▸ Input rows:
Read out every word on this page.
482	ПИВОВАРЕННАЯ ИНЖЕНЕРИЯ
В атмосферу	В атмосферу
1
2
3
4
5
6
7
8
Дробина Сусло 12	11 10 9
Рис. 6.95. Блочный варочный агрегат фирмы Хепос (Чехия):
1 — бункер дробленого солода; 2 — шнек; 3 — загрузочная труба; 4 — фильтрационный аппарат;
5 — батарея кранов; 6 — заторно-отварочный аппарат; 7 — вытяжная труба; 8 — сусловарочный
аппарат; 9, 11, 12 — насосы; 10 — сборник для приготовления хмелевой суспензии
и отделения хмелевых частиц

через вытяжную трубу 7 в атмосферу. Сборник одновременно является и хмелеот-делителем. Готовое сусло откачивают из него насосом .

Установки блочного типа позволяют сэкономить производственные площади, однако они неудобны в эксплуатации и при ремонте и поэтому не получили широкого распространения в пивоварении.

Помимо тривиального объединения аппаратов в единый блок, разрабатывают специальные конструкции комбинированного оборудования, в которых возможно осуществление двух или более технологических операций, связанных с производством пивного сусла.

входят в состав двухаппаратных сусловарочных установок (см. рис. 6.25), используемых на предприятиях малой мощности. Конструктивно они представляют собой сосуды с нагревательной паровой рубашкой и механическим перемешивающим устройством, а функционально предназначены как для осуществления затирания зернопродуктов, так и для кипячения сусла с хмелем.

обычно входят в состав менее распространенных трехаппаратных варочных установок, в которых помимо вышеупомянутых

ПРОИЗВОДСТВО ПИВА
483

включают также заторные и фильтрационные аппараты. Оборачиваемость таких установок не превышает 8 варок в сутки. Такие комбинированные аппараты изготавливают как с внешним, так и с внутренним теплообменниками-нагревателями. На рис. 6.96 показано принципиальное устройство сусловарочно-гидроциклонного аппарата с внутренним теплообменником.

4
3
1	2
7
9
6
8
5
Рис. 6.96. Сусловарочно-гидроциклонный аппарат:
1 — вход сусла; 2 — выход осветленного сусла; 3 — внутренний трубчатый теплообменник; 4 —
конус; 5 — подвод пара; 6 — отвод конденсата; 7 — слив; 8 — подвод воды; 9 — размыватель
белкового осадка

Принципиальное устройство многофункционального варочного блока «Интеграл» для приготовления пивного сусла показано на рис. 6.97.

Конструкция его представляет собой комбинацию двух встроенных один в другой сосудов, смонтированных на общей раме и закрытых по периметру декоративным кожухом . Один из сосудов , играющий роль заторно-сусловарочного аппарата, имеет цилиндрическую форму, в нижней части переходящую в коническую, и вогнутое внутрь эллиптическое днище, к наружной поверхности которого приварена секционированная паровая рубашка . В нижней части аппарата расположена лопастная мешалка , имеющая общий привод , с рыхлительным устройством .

▸ Prompt:
The lines above should be duplicated exactly.

▸ Solution for this exercise:
Read out every word on this page.
482	ПИВОВАРЕННАЯ ИНЖЕНЕРИЯ
В атмосферу	В атмосферу
1
2
3
4
5
6
7
8
Дробина Сусло 12	11 10 9
Рис. 6.95. Блочный варочный агрегат фирмы Хепос (Чехия):
1 — бункер дробленого солода; 2 — шнек; 3 — загрузочная труба; 4 — фильтрационный аппарат;
5 — батарея кранов; 6 — заторно-отварочный аппарат; 7 — вытяжная труба; 8 — сусловарочный
аппарат; 9, 11, 12 — насосы; 10 — сборник для приготовления хмелевой суспензии
и отделения хмелевых частиц

через вытяжную трубу 7 в атмосферу. Сборник одновременно является и хмелеот-делителем. Готовое сусло откачивают из него насосом .

Установки блочного типа позволяют сэкономить производственные площади, однако они неудобны в эксплуатации и при ремонте и поэтому не получили широкого распространения в пивоварении.

Помимо тривиального объединения аппаратов в единый блок, разрабатывают специальные конструкции комбинированного оборудования, в которых возможно осуществление двух или более технологических операций, связанных с производством пивного сусла.

входят в состав двухаппаратных сусловарочных установок (см. рис. 6.25), используемых на предприятиях малой мощности. Конструктивно они представляют собой сосуды с нагревательной паровой рубашкой и механическим перемешивающим устройством, а функционально предназначены как для осуществления затирания зернопродуктов, так и для кипячения сусла с хмелем.

обычно входят в состав менее распространенных трехаппаратных варочных установок, в которых помимо вышеупомянутых

ПРОИЗВОДСТВО ПИВА
483

включают также заторные и фильтрационные аппараты. Оборачиваемость таких установок не превышает 8 варок в сутки. Такие комбинированные аппараты изготавливают как с внешним, так и с внутренним теплообменниками-нагревателями. На рис. 6.96 показано принципиальное устройство сусловарочно-гидроциклонного аппарата с внутренним теплообменником.

4
3
1	2
7
9
6
8
5
Рис. 6.96. Сусловарочно-гидроциклонный аппарат:
1 — вход сусла; 2 — выход осветленного сусла; 3 — внутренний трубчатый теплообменник; 4 —
конус; 5 — подвод пара; 6 — отвод конденсата; 7 — слив; 8 — подвод воды; 9 — размыватель
белкового осадка

Принципиальное устройство многофункционального варочного блока «Интеграл» для приготовления пивного сусла показано на рис. 6.97.

Конструкция его представляет собой комбинацию двух встроенных один в другой сосудов, смонтированных на общей раме и закрытых по периметру декоративным кожухом . Один из сосудов , играющий роль заторно-сусловарочного аппарата, имеет цилиндрическую форму, в нижней части переходящую в коническую, и вогнутое внутрь эллиптическое днище, к наружной поверхности которого приварена секционированная паровая рубашка . В нижней части аппарата расположена лопастная мешалка , имеющая общий привод , с рыхлительным устройством .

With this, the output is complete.